▸ EXERCISE DIRECTIONS
Print every line of the listing exactly, please.

**** DATA FOR THIS TASK

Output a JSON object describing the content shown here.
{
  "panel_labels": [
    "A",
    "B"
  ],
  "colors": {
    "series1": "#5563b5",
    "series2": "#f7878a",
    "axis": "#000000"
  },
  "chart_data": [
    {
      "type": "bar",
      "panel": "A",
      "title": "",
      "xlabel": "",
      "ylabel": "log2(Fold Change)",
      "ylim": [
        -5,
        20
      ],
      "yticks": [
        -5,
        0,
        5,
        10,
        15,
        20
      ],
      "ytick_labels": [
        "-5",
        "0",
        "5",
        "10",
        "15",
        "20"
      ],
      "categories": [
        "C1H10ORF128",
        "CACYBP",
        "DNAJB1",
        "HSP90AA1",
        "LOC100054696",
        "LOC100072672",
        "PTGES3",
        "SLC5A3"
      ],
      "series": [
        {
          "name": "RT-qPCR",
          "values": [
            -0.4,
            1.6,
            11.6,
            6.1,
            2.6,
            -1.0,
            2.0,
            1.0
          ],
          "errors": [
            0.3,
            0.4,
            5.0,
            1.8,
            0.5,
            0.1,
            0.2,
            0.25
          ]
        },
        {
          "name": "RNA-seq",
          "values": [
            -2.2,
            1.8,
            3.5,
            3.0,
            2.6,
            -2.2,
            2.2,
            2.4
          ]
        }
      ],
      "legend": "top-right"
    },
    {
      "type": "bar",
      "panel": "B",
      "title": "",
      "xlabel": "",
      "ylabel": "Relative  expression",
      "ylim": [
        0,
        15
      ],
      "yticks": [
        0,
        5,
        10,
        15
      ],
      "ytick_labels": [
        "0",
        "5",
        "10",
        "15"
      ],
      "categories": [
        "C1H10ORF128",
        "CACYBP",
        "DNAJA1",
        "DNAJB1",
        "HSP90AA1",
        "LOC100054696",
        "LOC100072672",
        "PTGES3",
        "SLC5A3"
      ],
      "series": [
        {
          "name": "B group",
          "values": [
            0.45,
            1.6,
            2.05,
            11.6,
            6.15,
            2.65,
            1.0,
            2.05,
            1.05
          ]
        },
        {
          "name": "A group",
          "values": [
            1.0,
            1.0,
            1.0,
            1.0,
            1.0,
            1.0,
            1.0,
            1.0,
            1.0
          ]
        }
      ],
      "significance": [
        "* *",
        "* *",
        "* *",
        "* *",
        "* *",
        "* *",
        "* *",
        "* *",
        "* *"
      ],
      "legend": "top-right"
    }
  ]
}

********

▸ TASK OUTPUT
Output a JSON object describing the content shown here.
{
  "panel_labels": [
    "A",
    "B"
  ],
  "colors": {
    "series1": "#5563b5",
    "series2": "#f7878a",
    "axis": "#000000"
  },
  "chart_data": [
    {
      "type": "bar",
      "panel": "A",
      "title": "",
      "xlabel": "",
      "ylabel": "log2(Fold Change)",
      "ylim": [
        -5,
        20
      ],
      "yticks": [
        -5,
        0,
        5,
        10,
        15,
        20
      ],
      "ytick_labels": [
        "-5",
        "0",
        "5",
        "10",
        "15",
        "20"
      ],
      "categories": [
        "C1H10ORF128",
        "CACYBP",
        "DNAJB1",
        "HSP90AA1",
        "LOC100054696",
        "LOC100072672",
        "PTGES3",
        "SLC5A3"
      ],
      "series": [
        {
          "name": "RT-qPCR",
          "values": [
            -0.4,
            1.6,
            11.6,
            6.1,
            2.6,
            -1.0,
            2.0,
            1.0
          ],
          "errors": [
            0.3,
            0.4,
            5.0,
            1.8,
            0.5,
            0.1,
            0.2,
            0.25
          ]
        },
        {
          "name": "RNA-seq",
          "values": [
            -2.2,
            1.8,
            3.5,
            3.0,
            2.6,
            -2.2,
            2.2,
            2.4
          ]
        }
      ],
      "legend": "top-right"
    },
    {
      "type": "bar",
      "panel": "B",
      "title": "",
      "xlabel": "",
      "ylabel": "Relative  expression",
      "ylim": [
        0,
        15
      ],
      "yticks": [
        0,
        5,
        10,
        15
      ],
      "ytick_labels": [
        "0",
        "5",
        "10",
        "15"
      ],
      "categories": [
        "C1H10ORF128",
        "CACYBP",
        "DNAJA1",
        "DNAJB1",
        "HSP90AA1",
        "LOC100054696",
        "LOC100072672",
        "PTGES3",
        "SLC5A3"
      ],
      "series": [
        {
          "name": "B group",
          "values": [
            0.45,
            1.6,
            2.05,
            11.6,
            6.15,
            2.65,
            1.0,
            2.05,
            1.05
          ]
        },
        {
          "name": "A group",
          "values": [
            1.0,
            1.0,
            1.0,
            1.0,
            1.0,
            1.0,
            1.0,
            1.0,
            1.0
          ]
        }
      ],
      "significance": [
        "* *",
        "* *",
        "* *",
        "* *",
        "* *",
        "* *",
        "* *",
        "* *",
        "* *"
      ],
      "legend": "top-right"
    }
  ]
}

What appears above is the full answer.